◆ Provided information:

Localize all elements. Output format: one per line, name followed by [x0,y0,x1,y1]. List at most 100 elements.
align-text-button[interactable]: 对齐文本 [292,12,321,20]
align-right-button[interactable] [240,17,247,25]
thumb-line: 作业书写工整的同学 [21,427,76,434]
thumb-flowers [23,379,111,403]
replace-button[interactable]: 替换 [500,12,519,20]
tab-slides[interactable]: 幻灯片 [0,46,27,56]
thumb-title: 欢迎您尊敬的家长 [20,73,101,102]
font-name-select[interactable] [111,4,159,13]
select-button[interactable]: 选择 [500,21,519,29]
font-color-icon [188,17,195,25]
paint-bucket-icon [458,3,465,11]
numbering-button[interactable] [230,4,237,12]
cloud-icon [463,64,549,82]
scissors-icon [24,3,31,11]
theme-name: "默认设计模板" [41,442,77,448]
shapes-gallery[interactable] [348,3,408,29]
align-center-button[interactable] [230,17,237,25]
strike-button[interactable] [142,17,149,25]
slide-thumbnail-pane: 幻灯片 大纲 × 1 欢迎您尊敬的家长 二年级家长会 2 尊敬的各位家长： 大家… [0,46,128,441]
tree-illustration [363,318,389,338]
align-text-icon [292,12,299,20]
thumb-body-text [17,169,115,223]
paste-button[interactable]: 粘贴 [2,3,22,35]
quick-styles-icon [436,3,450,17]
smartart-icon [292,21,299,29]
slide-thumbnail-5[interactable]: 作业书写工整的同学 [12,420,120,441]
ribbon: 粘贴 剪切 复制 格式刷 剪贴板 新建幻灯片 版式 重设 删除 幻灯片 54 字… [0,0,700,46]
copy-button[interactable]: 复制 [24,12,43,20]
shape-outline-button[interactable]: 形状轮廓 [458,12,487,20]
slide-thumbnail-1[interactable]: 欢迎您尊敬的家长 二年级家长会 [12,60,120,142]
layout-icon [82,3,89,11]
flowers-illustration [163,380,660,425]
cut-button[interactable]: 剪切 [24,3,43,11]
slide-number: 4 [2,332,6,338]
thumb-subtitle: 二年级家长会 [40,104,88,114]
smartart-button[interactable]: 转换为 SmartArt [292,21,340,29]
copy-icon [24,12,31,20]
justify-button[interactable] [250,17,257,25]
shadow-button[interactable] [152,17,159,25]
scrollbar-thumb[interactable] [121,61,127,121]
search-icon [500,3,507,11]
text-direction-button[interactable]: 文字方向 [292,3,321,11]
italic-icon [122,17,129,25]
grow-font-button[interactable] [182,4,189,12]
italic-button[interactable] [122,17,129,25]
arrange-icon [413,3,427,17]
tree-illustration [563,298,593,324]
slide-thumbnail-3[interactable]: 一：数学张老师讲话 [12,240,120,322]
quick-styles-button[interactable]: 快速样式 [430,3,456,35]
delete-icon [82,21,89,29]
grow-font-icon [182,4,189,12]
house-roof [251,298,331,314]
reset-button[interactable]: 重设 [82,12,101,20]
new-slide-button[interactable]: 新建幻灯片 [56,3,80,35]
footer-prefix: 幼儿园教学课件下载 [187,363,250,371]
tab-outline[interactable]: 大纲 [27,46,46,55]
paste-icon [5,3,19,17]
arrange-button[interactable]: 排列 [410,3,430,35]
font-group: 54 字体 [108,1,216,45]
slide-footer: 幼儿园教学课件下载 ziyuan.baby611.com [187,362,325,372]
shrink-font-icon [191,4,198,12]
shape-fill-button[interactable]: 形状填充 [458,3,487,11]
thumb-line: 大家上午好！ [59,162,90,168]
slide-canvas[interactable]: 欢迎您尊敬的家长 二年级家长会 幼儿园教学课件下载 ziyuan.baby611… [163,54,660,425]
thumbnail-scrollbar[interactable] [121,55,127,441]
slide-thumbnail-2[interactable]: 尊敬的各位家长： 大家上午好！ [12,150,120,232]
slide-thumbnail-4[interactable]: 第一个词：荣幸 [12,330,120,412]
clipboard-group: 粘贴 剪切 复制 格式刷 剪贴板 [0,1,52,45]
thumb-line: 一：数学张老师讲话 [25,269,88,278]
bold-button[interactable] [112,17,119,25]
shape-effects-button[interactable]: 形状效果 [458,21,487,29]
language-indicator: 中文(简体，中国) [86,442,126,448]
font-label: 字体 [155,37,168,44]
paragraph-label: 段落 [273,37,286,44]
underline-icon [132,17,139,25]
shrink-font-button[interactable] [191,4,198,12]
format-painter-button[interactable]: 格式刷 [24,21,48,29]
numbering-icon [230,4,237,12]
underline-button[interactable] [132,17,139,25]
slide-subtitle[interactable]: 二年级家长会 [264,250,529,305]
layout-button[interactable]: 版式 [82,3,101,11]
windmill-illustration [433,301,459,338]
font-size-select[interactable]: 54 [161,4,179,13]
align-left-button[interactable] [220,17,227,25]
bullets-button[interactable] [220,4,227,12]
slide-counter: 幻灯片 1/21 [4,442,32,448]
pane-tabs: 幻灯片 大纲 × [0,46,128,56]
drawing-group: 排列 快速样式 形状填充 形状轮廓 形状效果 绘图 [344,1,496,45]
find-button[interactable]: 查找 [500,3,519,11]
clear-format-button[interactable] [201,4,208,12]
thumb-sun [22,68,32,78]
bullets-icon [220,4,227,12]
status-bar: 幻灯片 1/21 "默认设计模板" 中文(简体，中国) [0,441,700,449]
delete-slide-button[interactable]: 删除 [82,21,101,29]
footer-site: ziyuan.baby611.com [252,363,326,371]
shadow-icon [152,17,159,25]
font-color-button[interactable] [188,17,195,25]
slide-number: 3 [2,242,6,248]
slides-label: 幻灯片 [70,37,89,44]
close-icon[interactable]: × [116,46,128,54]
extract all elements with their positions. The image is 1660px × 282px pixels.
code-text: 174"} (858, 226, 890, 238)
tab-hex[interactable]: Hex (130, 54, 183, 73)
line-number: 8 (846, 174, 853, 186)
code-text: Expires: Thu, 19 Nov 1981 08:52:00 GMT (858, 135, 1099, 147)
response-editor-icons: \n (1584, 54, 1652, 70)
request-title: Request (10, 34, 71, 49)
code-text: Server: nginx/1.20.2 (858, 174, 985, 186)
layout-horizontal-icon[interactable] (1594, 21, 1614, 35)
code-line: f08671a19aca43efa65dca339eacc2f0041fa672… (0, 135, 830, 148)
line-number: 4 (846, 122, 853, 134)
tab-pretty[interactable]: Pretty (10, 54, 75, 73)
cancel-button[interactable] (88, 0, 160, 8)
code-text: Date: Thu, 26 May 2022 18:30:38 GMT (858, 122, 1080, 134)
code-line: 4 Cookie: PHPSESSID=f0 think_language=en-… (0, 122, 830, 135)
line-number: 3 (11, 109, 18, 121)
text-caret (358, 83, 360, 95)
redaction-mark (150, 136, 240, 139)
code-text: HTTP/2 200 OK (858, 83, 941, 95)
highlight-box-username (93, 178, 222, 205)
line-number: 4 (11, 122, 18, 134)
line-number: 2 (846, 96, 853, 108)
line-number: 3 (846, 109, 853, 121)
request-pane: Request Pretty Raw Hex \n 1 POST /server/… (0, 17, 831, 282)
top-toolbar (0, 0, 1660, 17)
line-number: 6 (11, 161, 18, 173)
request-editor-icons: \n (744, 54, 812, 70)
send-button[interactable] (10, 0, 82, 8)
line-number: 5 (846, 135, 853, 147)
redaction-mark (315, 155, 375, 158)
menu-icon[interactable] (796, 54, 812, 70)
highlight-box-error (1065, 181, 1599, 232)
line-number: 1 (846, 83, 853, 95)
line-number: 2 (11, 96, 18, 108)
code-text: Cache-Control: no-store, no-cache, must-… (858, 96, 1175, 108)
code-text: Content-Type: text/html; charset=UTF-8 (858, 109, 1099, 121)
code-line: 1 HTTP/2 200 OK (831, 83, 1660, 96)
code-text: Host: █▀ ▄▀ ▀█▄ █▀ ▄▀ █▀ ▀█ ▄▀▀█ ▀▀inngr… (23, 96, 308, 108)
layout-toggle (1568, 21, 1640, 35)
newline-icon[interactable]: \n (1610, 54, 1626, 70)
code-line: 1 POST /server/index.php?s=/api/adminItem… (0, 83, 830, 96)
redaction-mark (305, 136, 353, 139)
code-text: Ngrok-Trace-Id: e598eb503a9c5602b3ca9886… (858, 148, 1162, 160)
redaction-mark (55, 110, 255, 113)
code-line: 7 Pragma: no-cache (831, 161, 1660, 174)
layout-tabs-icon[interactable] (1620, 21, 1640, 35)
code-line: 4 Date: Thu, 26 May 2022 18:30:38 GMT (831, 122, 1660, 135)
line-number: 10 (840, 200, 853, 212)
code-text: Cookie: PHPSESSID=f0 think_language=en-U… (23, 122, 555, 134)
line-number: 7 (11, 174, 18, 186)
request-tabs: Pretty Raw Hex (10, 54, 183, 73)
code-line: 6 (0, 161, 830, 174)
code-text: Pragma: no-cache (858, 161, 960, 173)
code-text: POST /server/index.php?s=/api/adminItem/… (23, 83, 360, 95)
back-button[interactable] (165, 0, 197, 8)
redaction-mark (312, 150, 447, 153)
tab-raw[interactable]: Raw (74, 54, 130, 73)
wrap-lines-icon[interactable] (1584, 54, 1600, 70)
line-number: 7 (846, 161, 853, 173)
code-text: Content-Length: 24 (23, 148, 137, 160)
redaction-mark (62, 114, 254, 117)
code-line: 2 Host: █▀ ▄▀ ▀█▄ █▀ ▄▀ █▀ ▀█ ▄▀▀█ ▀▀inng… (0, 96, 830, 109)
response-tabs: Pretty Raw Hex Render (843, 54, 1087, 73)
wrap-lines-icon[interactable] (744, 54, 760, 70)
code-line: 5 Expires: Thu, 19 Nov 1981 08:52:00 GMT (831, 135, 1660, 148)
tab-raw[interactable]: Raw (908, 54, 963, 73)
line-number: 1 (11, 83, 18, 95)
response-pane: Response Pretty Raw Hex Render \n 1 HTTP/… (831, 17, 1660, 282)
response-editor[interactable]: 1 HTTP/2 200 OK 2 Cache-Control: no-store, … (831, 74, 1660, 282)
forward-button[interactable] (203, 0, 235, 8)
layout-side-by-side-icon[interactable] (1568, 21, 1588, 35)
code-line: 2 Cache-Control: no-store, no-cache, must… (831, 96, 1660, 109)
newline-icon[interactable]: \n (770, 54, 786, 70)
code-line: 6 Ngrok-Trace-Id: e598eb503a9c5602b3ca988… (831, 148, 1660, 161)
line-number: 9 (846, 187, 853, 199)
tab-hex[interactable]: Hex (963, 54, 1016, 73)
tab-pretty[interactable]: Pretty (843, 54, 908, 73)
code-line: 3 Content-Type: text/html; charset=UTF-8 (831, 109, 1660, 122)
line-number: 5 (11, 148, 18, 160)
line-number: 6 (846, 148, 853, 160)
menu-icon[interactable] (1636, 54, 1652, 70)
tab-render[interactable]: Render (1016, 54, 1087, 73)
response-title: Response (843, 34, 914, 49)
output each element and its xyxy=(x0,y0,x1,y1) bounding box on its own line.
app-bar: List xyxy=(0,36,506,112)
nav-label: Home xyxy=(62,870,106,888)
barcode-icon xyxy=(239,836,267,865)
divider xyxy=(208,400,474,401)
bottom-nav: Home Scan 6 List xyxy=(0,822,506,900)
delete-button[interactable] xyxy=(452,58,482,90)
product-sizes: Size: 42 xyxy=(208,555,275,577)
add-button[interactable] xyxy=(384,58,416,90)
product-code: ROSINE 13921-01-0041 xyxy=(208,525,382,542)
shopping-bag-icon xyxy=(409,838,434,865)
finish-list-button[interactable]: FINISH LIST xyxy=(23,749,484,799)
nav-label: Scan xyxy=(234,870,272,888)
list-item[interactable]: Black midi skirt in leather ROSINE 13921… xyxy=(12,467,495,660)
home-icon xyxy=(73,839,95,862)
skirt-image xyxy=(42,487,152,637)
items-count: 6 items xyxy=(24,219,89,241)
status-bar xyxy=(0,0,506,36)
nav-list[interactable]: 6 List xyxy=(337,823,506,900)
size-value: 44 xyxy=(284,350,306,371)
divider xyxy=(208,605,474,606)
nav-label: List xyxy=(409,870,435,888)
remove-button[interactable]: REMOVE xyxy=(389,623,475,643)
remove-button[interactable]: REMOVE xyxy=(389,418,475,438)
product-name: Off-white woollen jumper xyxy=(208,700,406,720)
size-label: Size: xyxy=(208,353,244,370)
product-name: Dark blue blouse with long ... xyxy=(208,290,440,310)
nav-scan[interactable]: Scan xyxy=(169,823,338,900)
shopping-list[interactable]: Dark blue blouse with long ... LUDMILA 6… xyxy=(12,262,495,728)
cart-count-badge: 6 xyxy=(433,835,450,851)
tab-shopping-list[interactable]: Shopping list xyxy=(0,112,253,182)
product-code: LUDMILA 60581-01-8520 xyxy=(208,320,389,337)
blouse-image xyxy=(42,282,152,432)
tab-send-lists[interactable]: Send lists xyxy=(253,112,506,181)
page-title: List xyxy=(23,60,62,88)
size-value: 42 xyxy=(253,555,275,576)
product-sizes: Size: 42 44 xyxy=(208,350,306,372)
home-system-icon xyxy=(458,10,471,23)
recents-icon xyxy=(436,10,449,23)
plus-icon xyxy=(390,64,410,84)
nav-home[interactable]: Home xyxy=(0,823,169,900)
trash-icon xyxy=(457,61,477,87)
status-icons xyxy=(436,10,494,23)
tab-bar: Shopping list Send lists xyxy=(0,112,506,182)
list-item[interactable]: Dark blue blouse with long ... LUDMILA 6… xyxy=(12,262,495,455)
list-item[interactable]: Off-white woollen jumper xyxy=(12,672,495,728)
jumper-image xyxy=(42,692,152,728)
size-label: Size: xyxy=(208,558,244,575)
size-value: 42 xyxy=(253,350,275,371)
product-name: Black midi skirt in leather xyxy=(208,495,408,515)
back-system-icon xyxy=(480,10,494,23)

◆ Task:
Identify each line in the entries above that contains the string "paste", treating uppercase and lowercase as different, and copy every such line.

◆ Problem solution:
paste-button[interactable]: 粘贴 [2,3,22,35]
paste-icon [5,3,19,17]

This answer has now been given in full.